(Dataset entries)
---

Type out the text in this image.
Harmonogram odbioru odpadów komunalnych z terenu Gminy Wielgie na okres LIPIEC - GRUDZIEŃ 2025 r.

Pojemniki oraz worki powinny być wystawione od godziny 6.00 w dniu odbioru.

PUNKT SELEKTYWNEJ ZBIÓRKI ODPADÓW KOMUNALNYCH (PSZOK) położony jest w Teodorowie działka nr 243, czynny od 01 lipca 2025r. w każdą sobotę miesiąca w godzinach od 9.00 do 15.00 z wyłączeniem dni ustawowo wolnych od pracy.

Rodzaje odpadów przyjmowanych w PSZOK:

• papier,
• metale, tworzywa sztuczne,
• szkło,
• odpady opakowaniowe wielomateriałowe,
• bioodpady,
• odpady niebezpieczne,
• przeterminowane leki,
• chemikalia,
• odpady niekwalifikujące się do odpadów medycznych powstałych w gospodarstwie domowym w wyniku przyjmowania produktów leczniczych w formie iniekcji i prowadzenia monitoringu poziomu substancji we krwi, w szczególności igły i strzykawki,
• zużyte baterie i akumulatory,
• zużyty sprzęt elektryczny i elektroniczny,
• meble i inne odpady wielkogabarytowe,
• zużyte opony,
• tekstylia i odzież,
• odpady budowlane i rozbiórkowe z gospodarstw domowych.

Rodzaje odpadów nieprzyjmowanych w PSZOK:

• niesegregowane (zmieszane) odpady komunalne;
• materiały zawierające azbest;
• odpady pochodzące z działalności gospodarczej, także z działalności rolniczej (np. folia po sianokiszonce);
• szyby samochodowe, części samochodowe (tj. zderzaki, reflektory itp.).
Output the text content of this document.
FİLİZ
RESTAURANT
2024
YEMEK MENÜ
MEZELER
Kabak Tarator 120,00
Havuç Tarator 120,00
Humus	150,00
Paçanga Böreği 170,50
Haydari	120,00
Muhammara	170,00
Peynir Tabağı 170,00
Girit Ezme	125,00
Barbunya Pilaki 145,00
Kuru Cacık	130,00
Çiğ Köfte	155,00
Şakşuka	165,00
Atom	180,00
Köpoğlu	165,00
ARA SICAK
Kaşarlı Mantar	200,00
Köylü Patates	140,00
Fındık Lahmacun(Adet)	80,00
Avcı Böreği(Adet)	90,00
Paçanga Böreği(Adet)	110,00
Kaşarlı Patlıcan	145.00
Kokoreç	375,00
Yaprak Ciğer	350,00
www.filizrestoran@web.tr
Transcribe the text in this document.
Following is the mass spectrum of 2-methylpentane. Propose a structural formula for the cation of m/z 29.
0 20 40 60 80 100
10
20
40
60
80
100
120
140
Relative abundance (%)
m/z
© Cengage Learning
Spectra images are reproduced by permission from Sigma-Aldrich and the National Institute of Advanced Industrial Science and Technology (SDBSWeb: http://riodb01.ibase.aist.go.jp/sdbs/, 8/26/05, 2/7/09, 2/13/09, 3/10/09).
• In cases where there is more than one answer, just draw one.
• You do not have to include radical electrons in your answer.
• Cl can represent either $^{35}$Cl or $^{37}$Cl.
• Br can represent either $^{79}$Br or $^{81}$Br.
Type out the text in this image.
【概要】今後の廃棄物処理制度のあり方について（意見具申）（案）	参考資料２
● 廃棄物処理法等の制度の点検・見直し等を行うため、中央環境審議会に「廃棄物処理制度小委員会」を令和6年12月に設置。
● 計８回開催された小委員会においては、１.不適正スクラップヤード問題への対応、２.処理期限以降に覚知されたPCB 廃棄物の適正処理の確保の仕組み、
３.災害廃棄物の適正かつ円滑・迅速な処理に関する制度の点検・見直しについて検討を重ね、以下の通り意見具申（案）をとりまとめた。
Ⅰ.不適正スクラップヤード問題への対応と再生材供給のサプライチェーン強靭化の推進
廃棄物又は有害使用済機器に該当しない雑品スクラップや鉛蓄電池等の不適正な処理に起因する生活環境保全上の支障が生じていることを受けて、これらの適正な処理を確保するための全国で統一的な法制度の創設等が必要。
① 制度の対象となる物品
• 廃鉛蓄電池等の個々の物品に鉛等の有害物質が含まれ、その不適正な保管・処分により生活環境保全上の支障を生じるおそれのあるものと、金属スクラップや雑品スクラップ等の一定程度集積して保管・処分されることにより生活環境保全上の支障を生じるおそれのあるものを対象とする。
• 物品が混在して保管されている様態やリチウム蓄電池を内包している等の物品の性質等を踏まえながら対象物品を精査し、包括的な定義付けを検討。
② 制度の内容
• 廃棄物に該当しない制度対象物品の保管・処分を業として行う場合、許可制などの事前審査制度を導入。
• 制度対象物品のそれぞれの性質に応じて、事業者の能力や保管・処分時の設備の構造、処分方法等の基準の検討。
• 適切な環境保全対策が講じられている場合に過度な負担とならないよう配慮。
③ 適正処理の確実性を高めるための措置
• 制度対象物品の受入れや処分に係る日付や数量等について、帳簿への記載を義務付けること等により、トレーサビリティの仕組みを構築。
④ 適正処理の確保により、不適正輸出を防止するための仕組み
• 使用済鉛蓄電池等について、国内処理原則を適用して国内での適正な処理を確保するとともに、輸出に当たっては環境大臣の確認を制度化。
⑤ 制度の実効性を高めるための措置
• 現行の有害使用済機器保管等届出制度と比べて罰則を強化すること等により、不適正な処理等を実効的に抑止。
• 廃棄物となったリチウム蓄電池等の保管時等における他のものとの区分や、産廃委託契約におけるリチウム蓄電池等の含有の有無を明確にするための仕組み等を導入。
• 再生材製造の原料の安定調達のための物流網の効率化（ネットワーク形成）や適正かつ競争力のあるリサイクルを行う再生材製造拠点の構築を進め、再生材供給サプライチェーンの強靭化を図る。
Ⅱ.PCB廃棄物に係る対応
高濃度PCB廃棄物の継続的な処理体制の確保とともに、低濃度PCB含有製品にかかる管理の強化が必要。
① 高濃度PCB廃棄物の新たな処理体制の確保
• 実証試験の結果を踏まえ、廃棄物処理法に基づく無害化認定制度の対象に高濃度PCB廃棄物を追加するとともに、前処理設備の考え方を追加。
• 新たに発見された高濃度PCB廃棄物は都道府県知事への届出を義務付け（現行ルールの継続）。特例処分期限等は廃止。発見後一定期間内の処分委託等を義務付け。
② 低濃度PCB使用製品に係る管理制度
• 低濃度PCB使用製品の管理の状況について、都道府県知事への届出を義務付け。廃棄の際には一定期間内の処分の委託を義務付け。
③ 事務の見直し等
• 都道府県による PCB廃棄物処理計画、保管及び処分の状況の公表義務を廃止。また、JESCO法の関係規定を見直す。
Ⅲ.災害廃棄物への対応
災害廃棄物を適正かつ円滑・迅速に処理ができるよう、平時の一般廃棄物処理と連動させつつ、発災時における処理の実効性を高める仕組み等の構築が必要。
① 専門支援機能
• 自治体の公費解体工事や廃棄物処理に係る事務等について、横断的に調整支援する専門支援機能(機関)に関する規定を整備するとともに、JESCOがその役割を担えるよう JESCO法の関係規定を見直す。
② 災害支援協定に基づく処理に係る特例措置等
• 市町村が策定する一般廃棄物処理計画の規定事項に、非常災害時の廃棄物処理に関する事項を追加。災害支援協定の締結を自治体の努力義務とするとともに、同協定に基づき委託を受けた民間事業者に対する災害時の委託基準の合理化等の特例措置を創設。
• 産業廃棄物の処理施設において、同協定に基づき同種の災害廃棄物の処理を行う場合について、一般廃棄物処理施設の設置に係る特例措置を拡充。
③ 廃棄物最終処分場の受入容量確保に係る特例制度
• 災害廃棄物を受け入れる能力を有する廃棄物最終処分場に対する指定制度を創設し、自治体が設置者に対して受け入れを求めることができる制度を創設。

---

WHAT IS BEING ASKED
Write out the full listing exactly as given.

THE SOLUTION
Type out the text in this image.
Harmonogram odbioru odpadów komunalnych z terenu Gminy Wielgie na okres LIPIEC - GRUDZIEŃ 2025 r.

Pojemniki oraz worki powinny być wystawione od godziny 6.00 w dniu odbioru.

PUNKT SELEKTYWNEJ ZBIÓRKI ODPADÓW KOMUNALNYCH (PSZOK) położony jest w Teodorowie działka nr 243, czynny od 01 lipca 2025r. w każdą sobotę miesiąca w godzinach od 9.00 do 15.00 z wyłączeniem dni ustawowo wolnych od pracy.

Rodzaje odpadów przyjmowanych w PSZOK:

• papier,
• metale, tworzywa sztuczne,
• szkło,
• odpady opakowaniowe wielomateriałowe,
• bioodpady,
• odpady niebezpieczne,
• przeterminowane leki,
• chemikalia,
• odpady niekwalifikujące się do odpadów medycznych powstałych w gospodarstwie domowym w wyniku przyjmowania produktów leczniczych w formie iniekcji i prowadzenia monitoringu poziomu substancji we krwi, w szczególności igły i strzykawki,
• zużyte baterie i akumulatory,
• zużyty sprzęt elektryczny i elektroniczny,
• meble i inne odpady wielkogabarytowe,
• zużyte opony,
• tekstylia i odzież,
• odpady budowlane i rozbiórkowe z gospodarstw domowych.

Rodzaje odpadów nieprzyjmowanych w PSZOK:

• niesegregowane (zmieszane) odpady komunalne;
• materiały zawierające azbest;
• odpady pochodzące z działalności gospodarczej, także z działalności rolniczej (np. folia po sianokiszonce);
• szyby samochodowe, części samochodowe (tj. zderzaki, reflektory itp.).
Output the text content of this document.
FİLİZ
RESTAURANT
2024
YEMEK MENÜ
MEZELER
Kabak Tarator 120,00
Havuç Tarator 120,00
Humus	150,00
Paçanga Böreği 170,50
Haydari	120,00
Muhammara	170,00
Peynir Tabağı 170,00
Girit Ezme	125,00
Barbunya Pilaki 145,00
Kuru Cacık	130,00
Çiğ Köfte	155,00
Şakşuka	165,00
Atom	180,00
Köpoğlu	165,00
ARA SICAK
Kaşarlı Mantar	200,00
Köylü Patates	140,00
Fındık Lahmacun(Adet)	80,00
Avcı Böreği(Adet)	90,00
Paçanga Böreği(Adet)	110,00
Kaşarlı Patlıcan	145.00
Kokoreç	375,00
Yaprak Ciğer	350,00
www.filizrestoran@web.tr
Transcribe the text in this document.
Following is the mass spectrum of 2-methylpentane. Propose a structural formula for the cation of m/z 29.
0 20 40 60 80 100
10
20
40
60
80
100
120
140
Relative abundance (%)
m/z
© Cengage Learning
Spectra images are reproduced by permission from Sigma-Aldrich and the National Institute of Advanced Industrial Science and Technology (SDBSWeb: http://riodb01.ibase.aist.go.jp/sdbs/, 8/26/05, 2/7/09, 2/13/09, 3/10/09).
• In cases where there is more than one answer, just draw one.
• You do not have to include radical electrons in your answer.
• Cl can represent either $^{35}$Cl or $^{37}$Cl.
• Br can represent either $^{79}$Br or $^{81}$Br.
Type out the text in this image.
【概要】今後の廃棄物処理制度のあり方について（意見具申）（案）	参考資料２
● 廃棄物処理法等の制度の点検・見直し等を行うため、中央環境審議会に「廃棄物処理制度小委員会」を令和6年12月に設置。
● 計８回開催された小委員会においては、１.不適正スクラップヤード問題への対応、２.処理期限以降に覚知されたPCB 廃棄物の適正処理の確保の仕組み、
３.災害廃棄物の適正かつ円滑・迅速な処理に関する制度の点検・見直しについて検討を重ね、以下の通り意見具申（案）をとりまとめた。
Ⅰ.不適正スクラップヤード問題への対応と再生材供給のサプライチェーン強靭化の推進
廃棄物又は有害使用済機器に該当しない雑品スクラップや鉛蓄電池等の不適正な処理に起因する生活環境保全上の支障が生じていることを受けて、これらの適正な処理を確保するための全国で統一的な法制度の創設等が必要。
① 制度の対象となる物品
• 廃鉛蓄電池等の個々の物品に鉛等の有害物質が含まれ、その不適正な保管・処分により生活環境保全上の支障を生じるおそれのあるものと、金属スクラップや雑品スクラップ等の一定程度集積して保管・処分されることにより生活環境保全上の支障を生じるおそれのあるものを対象とする。
• 物品が混在して保管されている様態やリチウム蓄電池を内包している等の物品の性質等を踏まえながら対象物品を精査し、包括的な定義付けを検討。
② 制度の内容
• 廃棄物に該当しない制度対象物品の保管・処分を業として行う場合、許可制などの事前審査制度を導入。
• 制度対象物品のそれぞれの性質に応じて、事業者の能力や保管・処分時の設備の構造、処分方法等の基準の検討。
• 適切な環境保全対策が講じられている場合に過度な負担とならないよう配慮。
③ 適正処理の確実性を高めるための措置
• 制度対象物品の受入れや処分に係る日付や数量等について、帳簿への記載を義務付けること等により、トレーサビリティの仕組みを構築。
④ 適正処理の確保により、不適正輸出を防止するための仕組み
• 使用済鉛蓄電池等について、国内処理原則を適用して国内での適正な処理を確保するとともに、輸出に当たっては環境大臣の確認を制度化。
⑤ 制度の実効性を高めるための措置
• 現行の有害使用済機器保管等届出制度と比べて罰則を強化すること等により、不適正な処理等を実効的に抑止。
• 廃棄物となったリチウム蓄電池等の保管時等における他のものとの区分や、産廃委託契約におけるリチウム蓄電池等の含有の有無を明確にするための仕組み等を導入。
• 再生材製造の原料の安定調達のための物流網の効率化（ネットワーク形成）や適正かつ競争力のあるリサイクルを行う再生材製造拠点の構築を進め、再生材供給サプライチェーンの強靭化を図る。
Ⅱ.PCB廃棄物に係る対応
高濃度PCB廃棄物の継続的な処理体制の確保とともに、低濃度PCB含有製品にかかる管理の強化が必要。
① 高濃度PCB廃棄物の新たな処理体制の確保
• 実証試験の結果を踏まえ、廃棄物処理法に基づく無害化認定制度の対象に高濃度PCB廃棄物を追加するとともに、前処理設備の考え方を追加。
• 新たに発見された高濃度PCB廃棄物は都道府県知事への届出を義務付け（現行ルールの継続）。特例処分期限等は廃止。発見後一定期間内の処分委託等を義務付け。
② 低濃度PCB使用製品に係る管理制度
• 低濃度PCB使用製品の管理の状況について、都道府県知事への届出を義務付け。廃棄の際には一定期間内の処分の委託を義務付け。
③ 事務の見直し等
• 都道府県による PCB廃棄物処理計画、保管及び処分の状況の公表義務を廃止。また、JESCO法の関係規定を見直す。
Ⅲ.災害廃棄物への対応
災害廃棄物を適正かつ円滑・迅速に処理ができるよう、平時の一般廃棄物処理と連動させつつ、発災時における処理の実効性を高める仕組み等の構築が必要。
① 専門支援機能
• 自治体の公費解体工事や廃棄物処理に係る事務等について、横断的に調整支援する専門支援機能(機関)に関する規定を整備するとともに、JESCOがその役割を担えるよう JESCO法の関係規定を見直す。
② 災害支援協定に基づく処理に係る特例措置等
• 市町村が策定する一般廃棄物処理計画の規定事項に、非常災害時の廃棄物処理に関する事項を追加。災害支援協定の締結を自治体の努力義務とするとともに、同協定に基づき委託を受けた民間事業者に対する災害時の委託基準の合理化等の特例措置を創設。
• 産業廃棄物の処理施設において、同協定に基づき同種の災害廃棄物の処理を行う場合について、一般廃棄物処理施設の設置に係る特例措置を拡充。
③ 廃棄物最終処分場の受入容量確保に係る特例制度
• 災害廃棄物を受け入れる能力を有する廃棄物最終処分場に対する指定制度を創設し、自治体が設置者に対して受け入れを求めることができる制度を創設。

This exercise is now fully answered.